What to do: In the listing below, pick out lines with "page".

Dataset entries:

— begin —

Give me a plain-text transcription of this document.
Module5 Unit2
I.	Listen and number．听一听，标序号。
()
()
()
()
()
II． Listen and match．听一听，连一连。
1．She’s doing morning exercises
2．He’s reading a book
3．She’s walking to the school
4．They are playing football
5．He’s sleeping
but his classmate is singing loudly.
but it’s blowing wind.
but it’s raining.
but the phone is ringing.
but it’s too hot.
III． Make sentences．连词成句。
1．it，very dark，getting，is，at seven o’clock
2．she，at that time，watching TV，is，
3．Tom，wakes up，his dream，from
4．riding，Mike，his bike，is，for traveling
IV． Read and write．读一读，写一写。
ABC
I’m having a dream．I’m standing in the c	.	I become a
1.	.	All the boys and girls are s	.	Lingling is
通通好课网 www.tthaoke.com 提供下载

— end —
— begin —

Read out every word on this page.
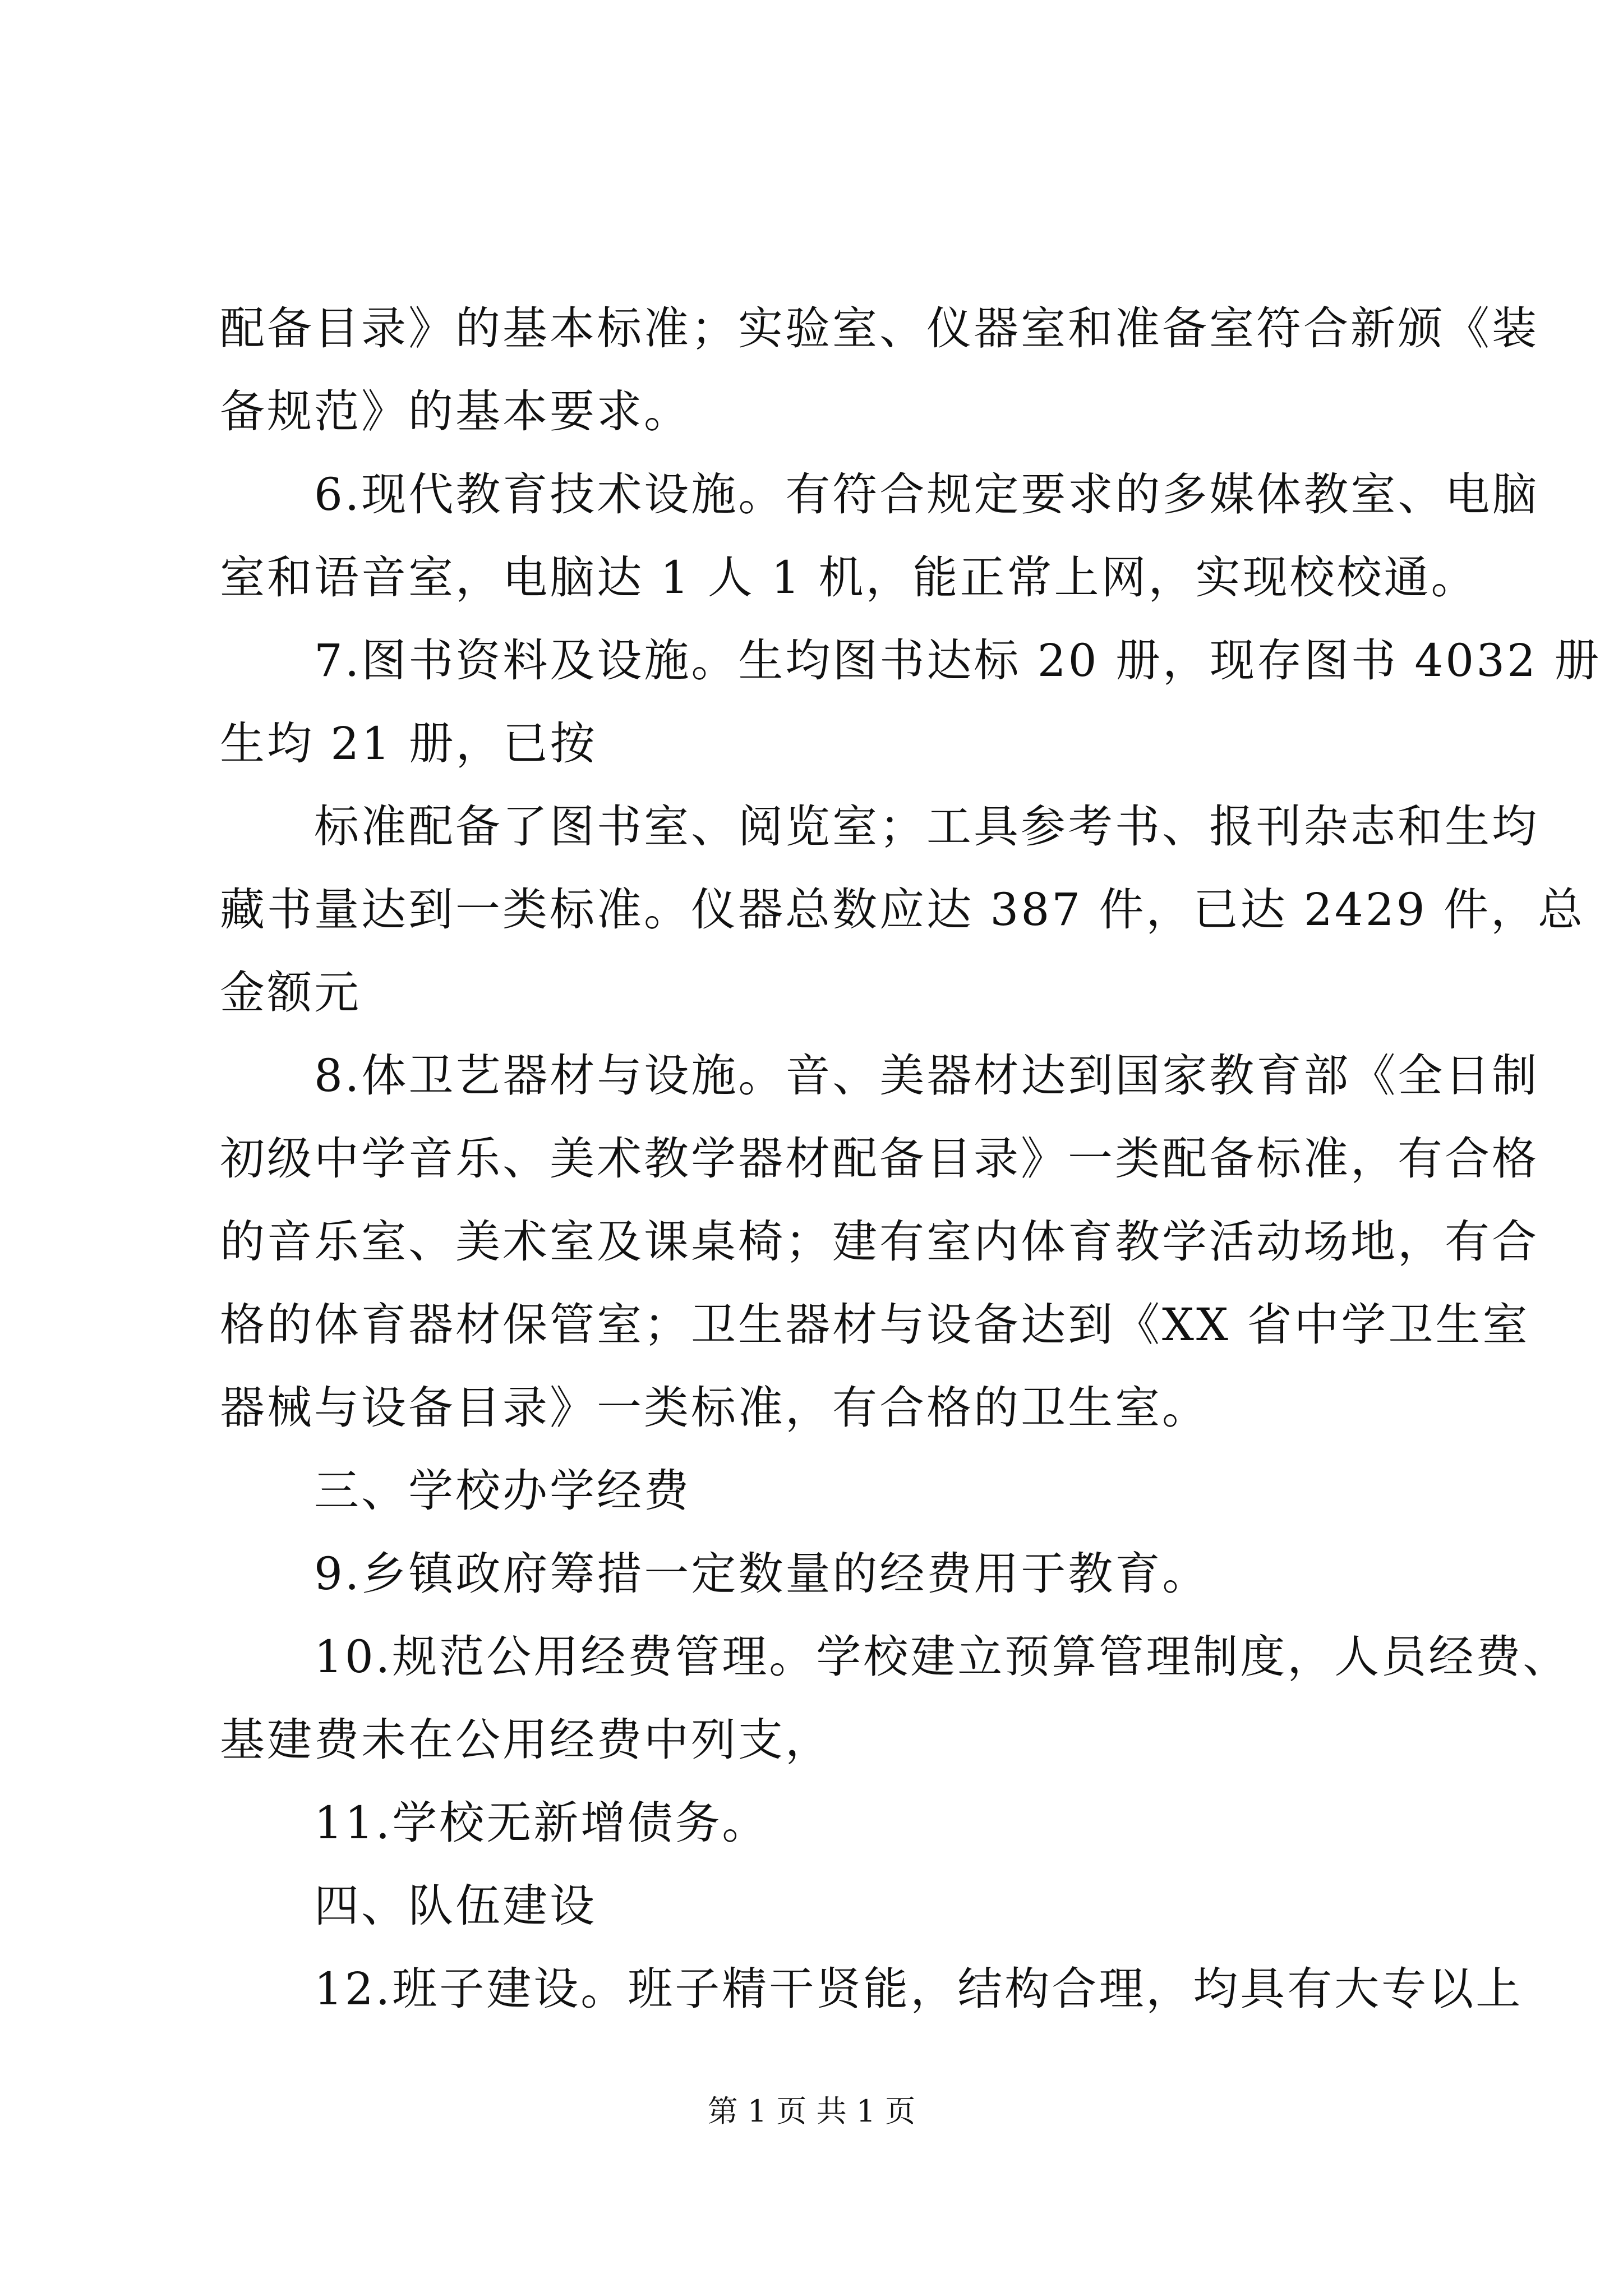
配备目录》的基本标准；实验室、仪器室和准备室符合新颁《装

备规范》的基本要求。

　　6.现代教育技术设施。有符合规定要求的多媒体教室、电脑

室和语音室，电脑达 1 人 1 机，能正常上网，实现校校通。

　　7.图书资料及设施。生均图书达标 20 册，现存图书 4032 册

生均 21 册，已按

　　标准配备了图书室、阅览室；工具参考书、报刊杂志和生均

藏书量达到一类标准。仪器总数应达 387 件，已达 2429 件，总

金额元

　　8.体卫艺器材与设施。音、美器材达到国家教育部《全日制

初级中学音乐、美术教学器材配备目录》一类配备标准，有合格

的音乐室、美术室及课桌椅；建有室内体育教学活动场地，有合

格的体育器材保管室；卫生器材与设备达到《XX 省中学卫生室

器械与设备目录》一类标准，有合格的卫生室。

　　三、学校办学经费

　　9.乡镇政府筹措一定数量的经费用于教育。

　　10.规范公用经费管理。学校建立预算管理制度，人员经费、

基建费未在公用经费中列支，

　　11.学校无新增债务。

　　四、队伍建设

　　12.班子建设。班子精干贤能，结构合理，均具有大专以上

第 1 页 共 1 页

— end —
— begin —

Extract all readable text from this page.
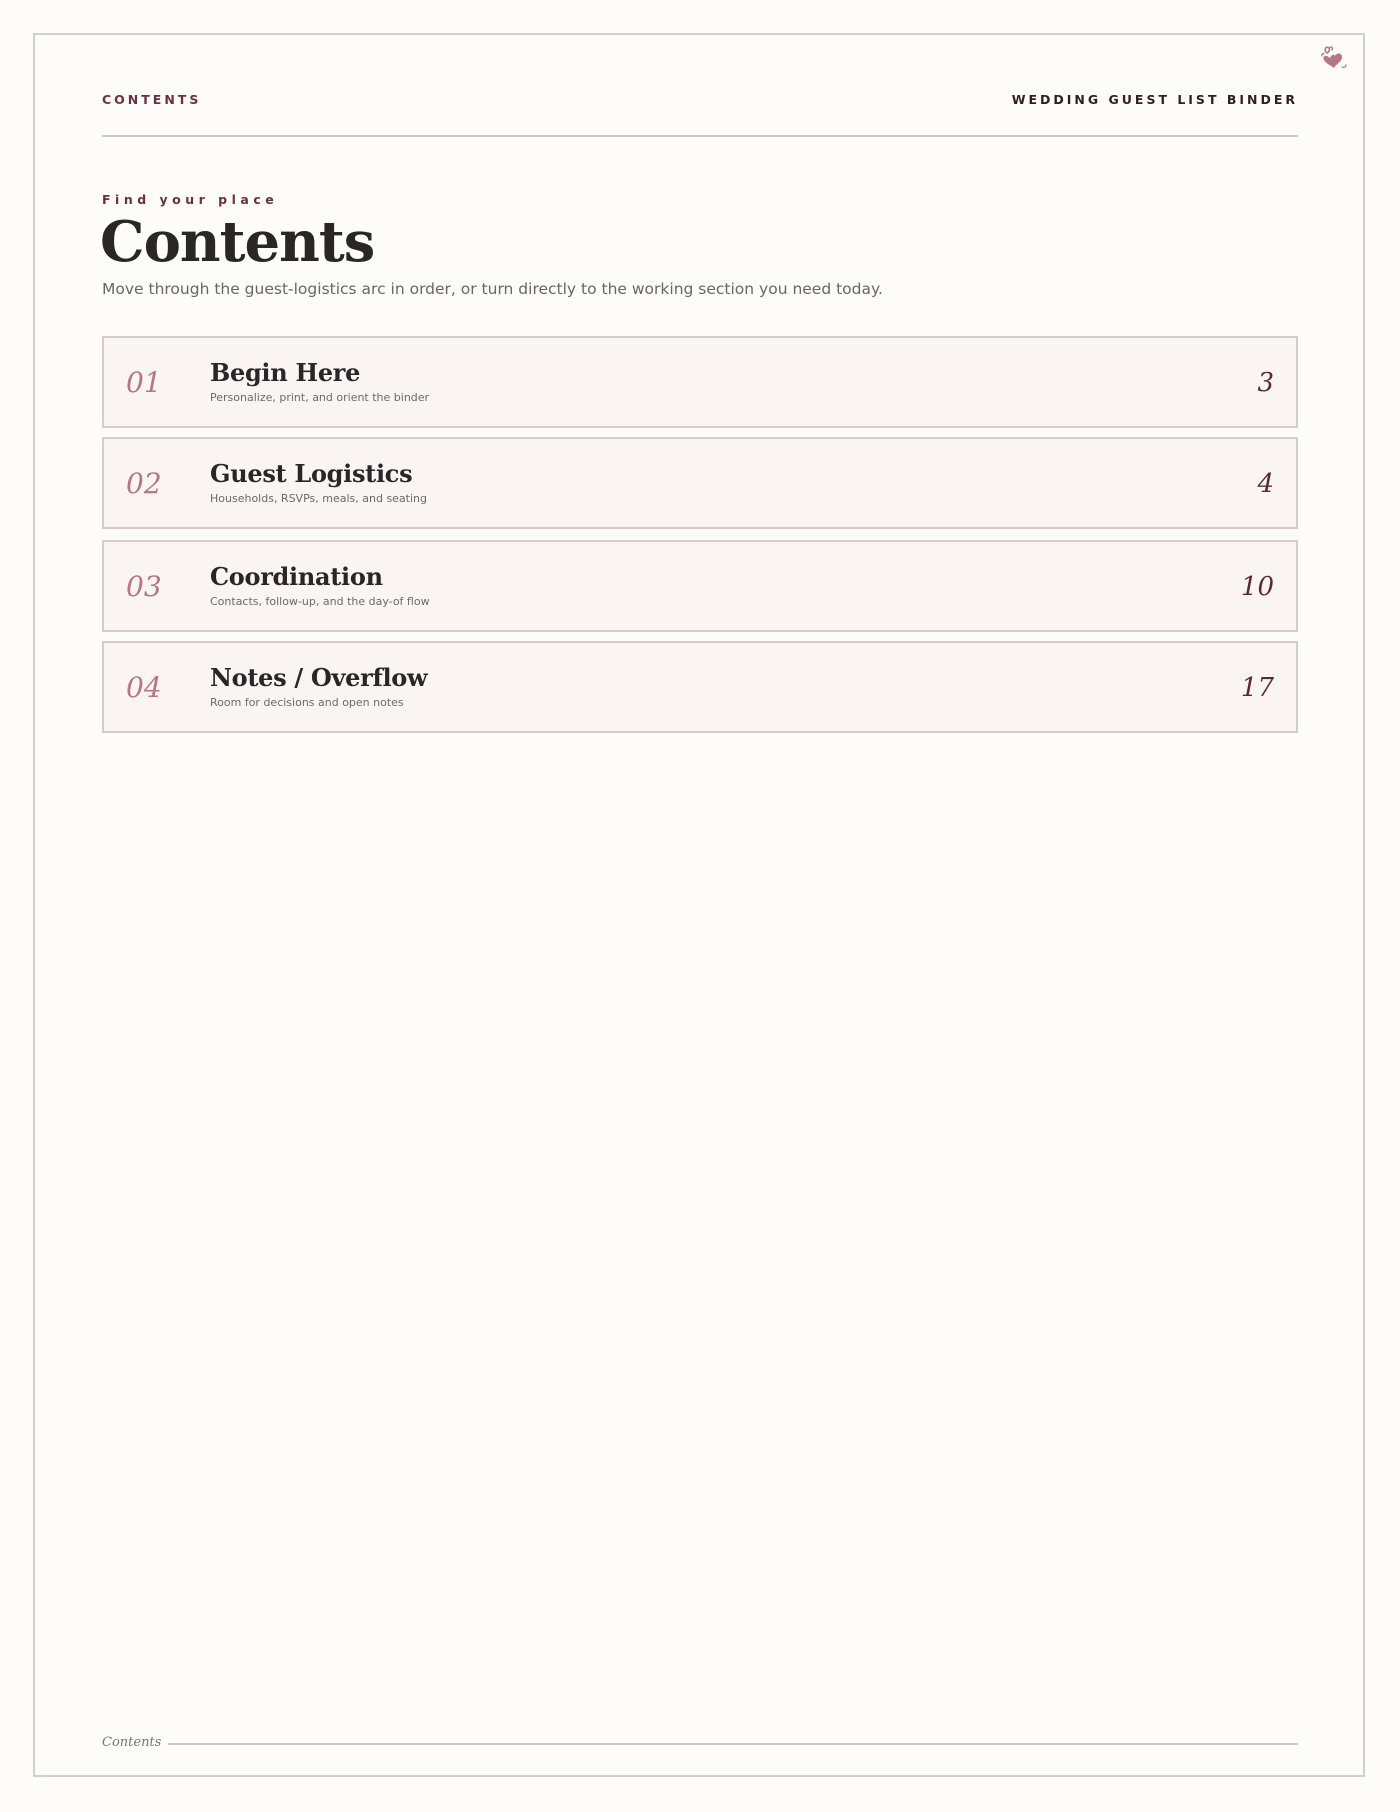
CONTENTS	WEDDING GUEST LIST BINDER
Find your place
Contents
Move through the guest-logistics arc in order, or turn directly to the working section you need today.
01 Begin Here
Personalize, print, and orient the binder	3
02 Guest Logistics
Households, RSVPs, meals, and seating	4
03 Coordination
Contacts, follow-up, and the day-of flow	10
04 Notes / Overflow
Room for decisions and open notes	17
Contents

— end —

Response:
Read out every word on this page.
Extract all readable text from this page.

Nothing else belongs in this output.